Task description:
Gather every line holding the string "Population".
§
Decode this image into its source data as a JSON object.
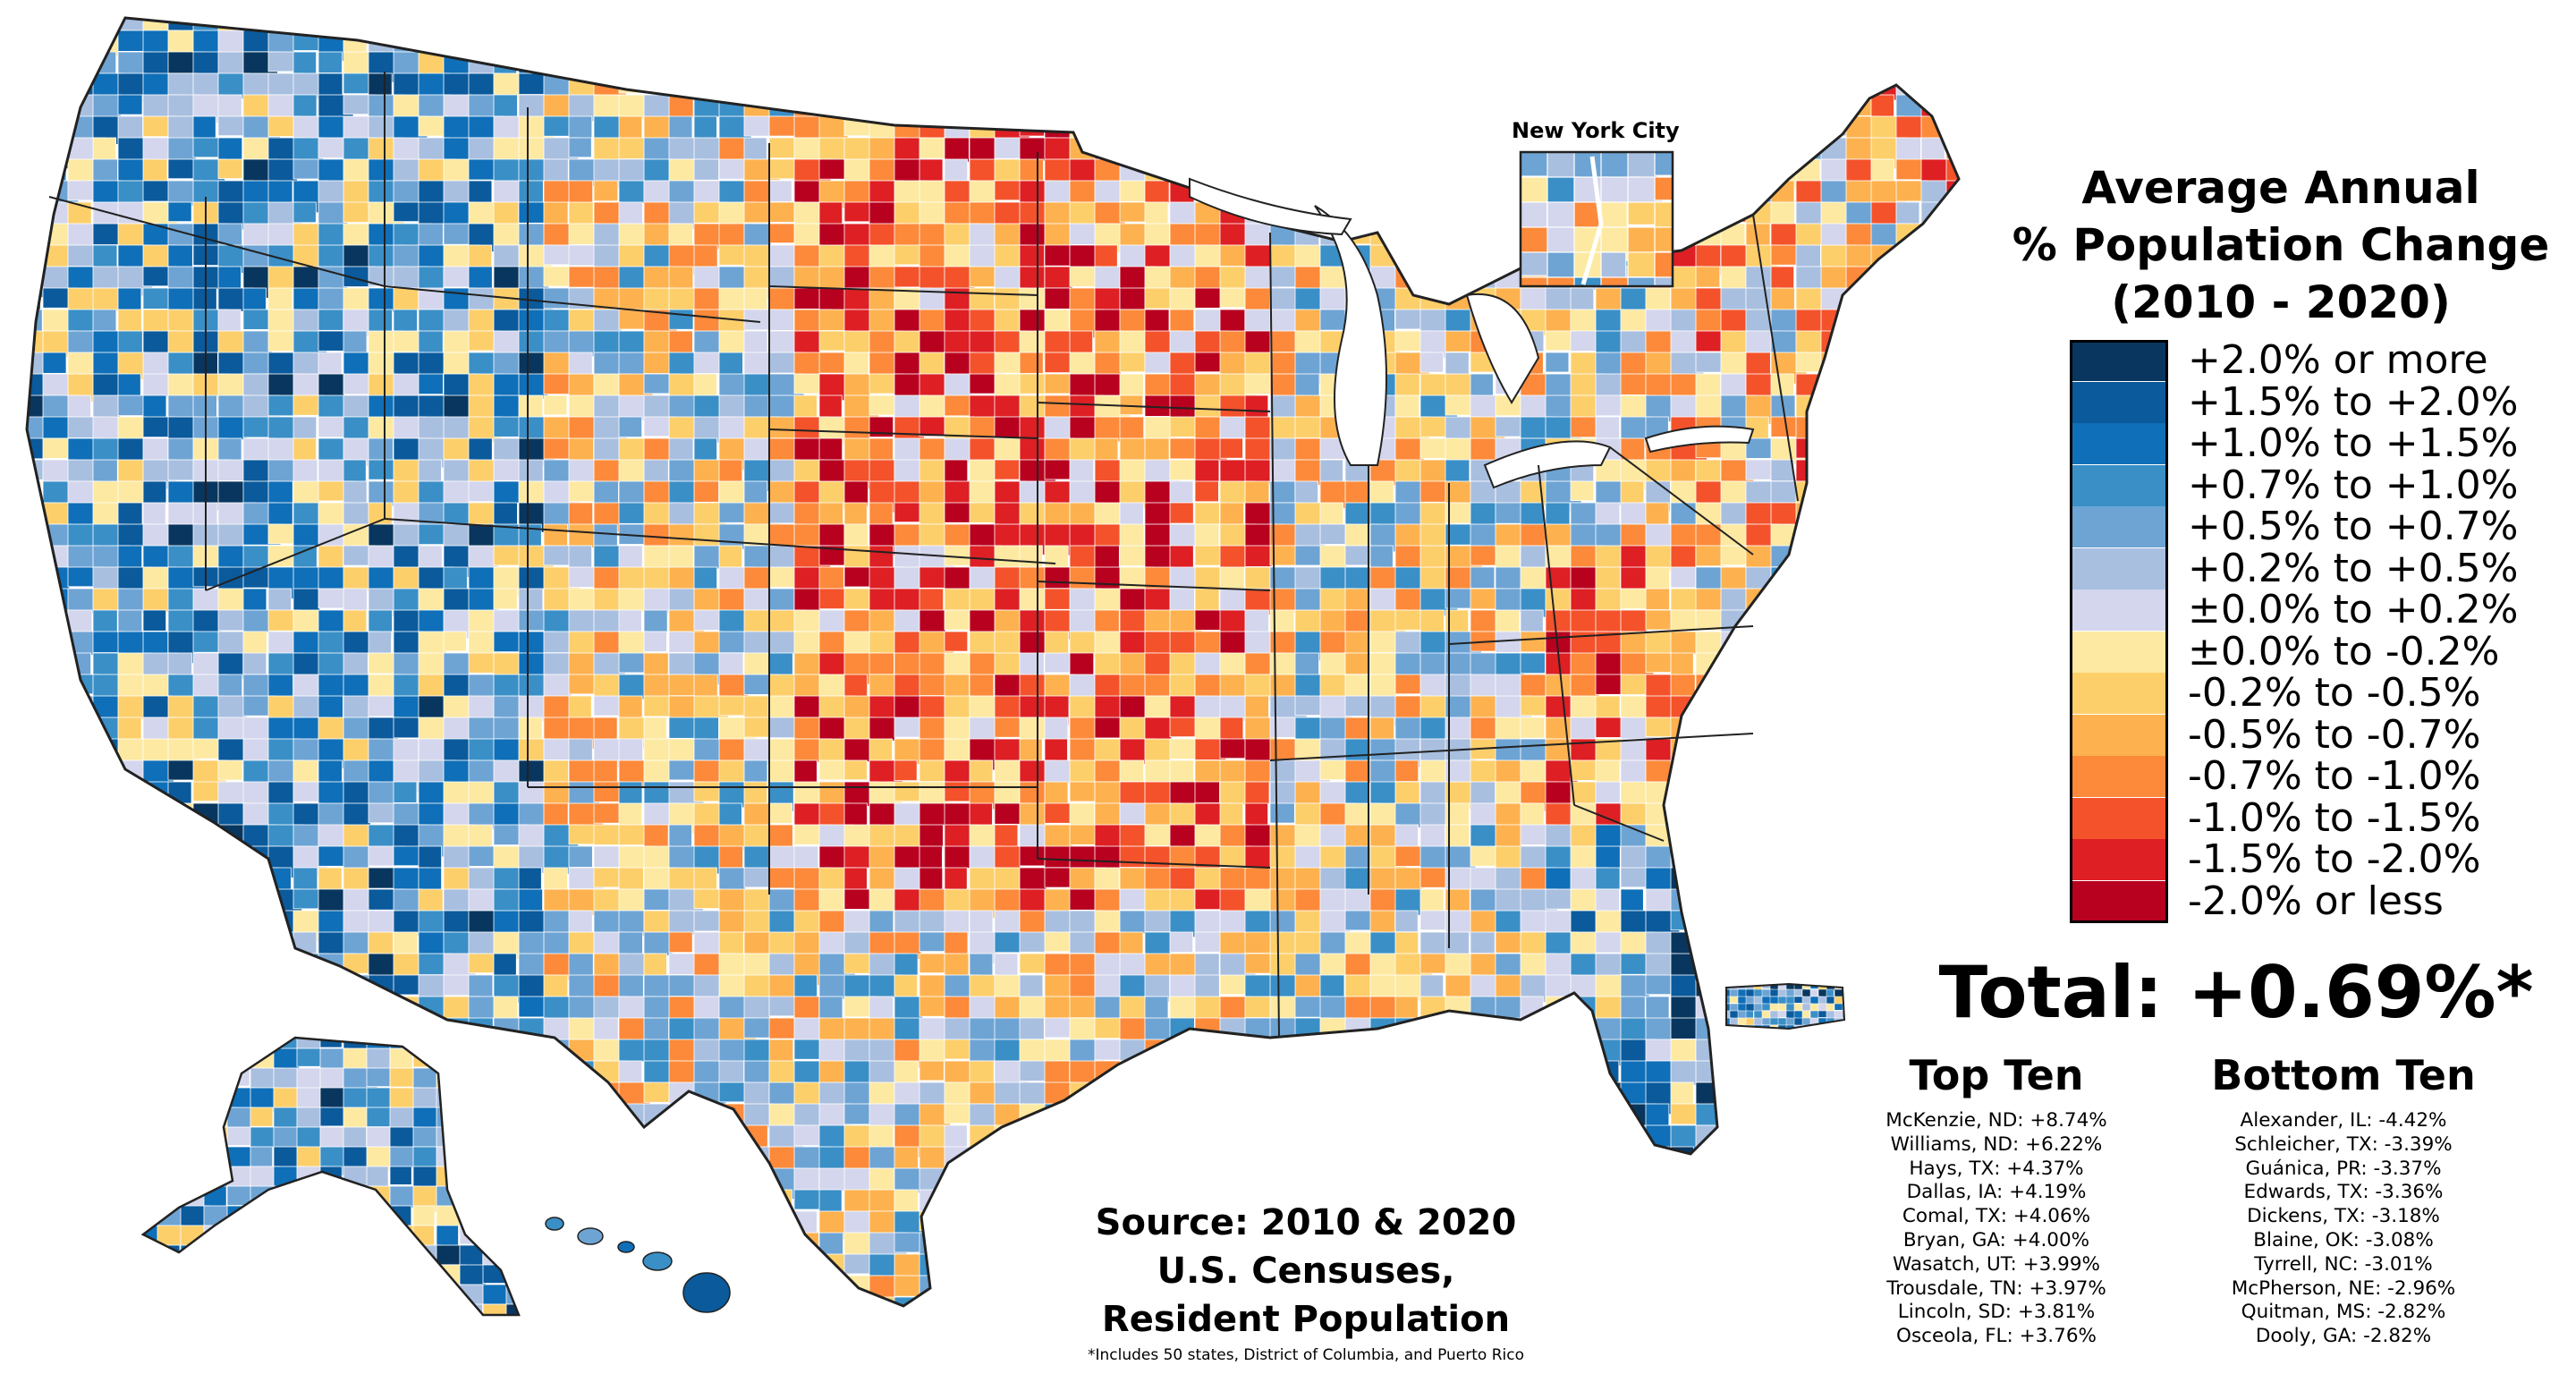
{
  "legend": {
    "title_lines": [
      "Average Annual",
      "% Population Change",
      "(2010 - 2020)"
    ],
    "bins": [
      {
        "label": "+2.0% or more",
        "color": "#08365e"
      },
      {
        "label": "+1.5% to +2.0%",
        "color": "#0a5a9c"
      },
      {
        "label": "+1.0% to +1.5%",
        "color": "#0f6fb8"
      },
      {
        "label": "+0.7% to +1.0%",
        "color": "#3a8fc7"
      },
      {
        "label": "+0.5% to +0.7%",
        "color": "#6da4d4"
      },
      {
        "label": "+0.2% to +0.5%",
        "color": "#a8bfe0"
      },
      {
        "label": "±0.0% to +0.2%",
        "color": "#d3d6ec"
      },
      {
        "label": "±0.0% to -0.2%",
        "color": "#fde9a1"
      },
      {
        "label": "-0.2% to -0.5%",
        "color": "#fdcf6b"
      },
      {
        "label": "-0.5% to -0.7%",
        "color": "#fdb24f"
      },
      {
        "label": "-0.7% to -1.0%",
        "color": "#fc8a3a"
      },
      {
        "label": "-1.0% to -1.5%",
        "color": "#f4522b"
      },
      {
        "label": "-1.5% to -2.0%",
        "color": "#de1f24"
      },
      {
        "label": "-2.0% or less",
        "color": "#b8001f"
      }
    ]
  },
  "inset": {
    "title": "New York City"
  },
  "total": "Total: +0.69%*",
  "top_ten": {
    "heading": "Top Ten",
    "items": [
      "McKenzie, ND: +8.74%",
      "Williams, ND: +6.22%",
      "Hays, TX: +4.37%",
      "Dallas, IA: +4.19%",
      "Comal, TX: +4.06%",
      "Bryan, GA: +4.00%",
      "Wasatch, UT: +3.99%",
      "Trousdale, TN: +3.97%",
      "Lincoln, SD: +3.81%",
      "Osceola, FL: +3.76%"
    ]
  },
  "bottom_ten": {
    "heading": "Bottom Ten",
    "items": [
      "Alexander, IL: -4.42%",
      "Schleicher, TX: -3.39%",
      "Guánica, PR: -3.37%",
      "Edwards, TX: -3.36%",
      "Dickens, TX: -3.18%",
      "Blaine, OK: -3.08%",
      "Tyrrell, NC: -3.01%",
      "McPherson, NE: -2.96%",
      "Quitman, MS: -2.82%",
      "Dooly, GA: -2.82%"
    ]
  },
  "source_lines": [
    "Source: 2010 & 2020",
    "U.S. Censuses,",
    "Resident Population"
  ],
  "footnote": "*Includes 50 states, District of Columbia, and Puerto Rico"
}
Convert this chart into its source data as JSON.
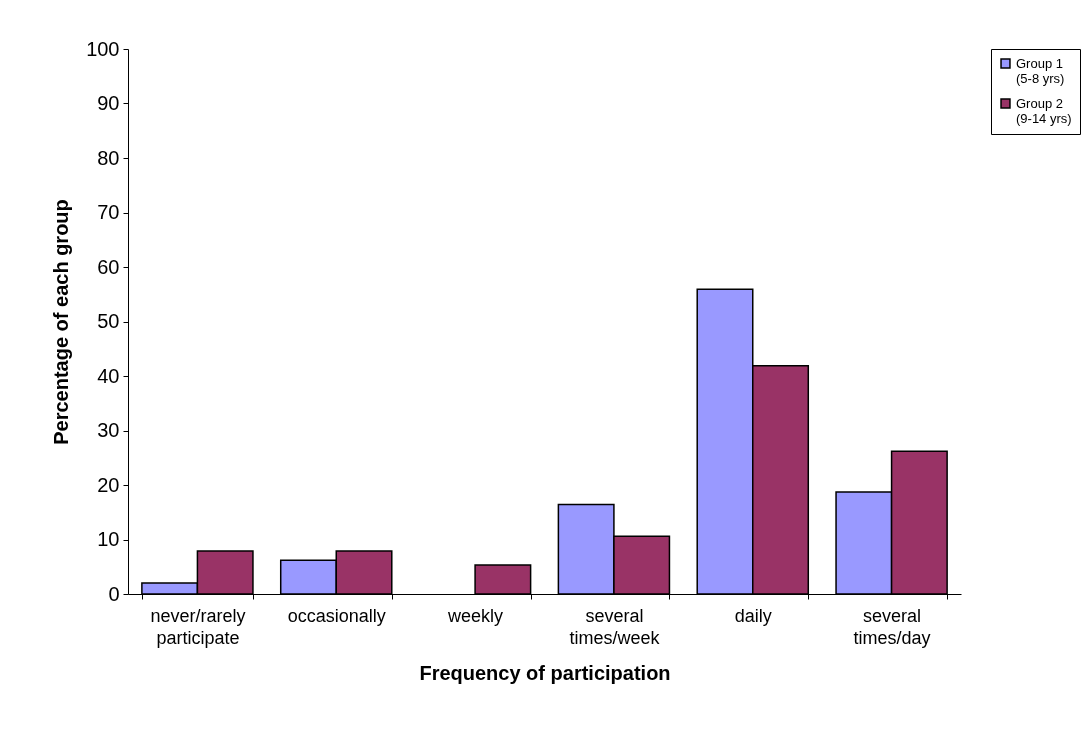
§
Solution:
      "% Population Change",
    "Resident Population"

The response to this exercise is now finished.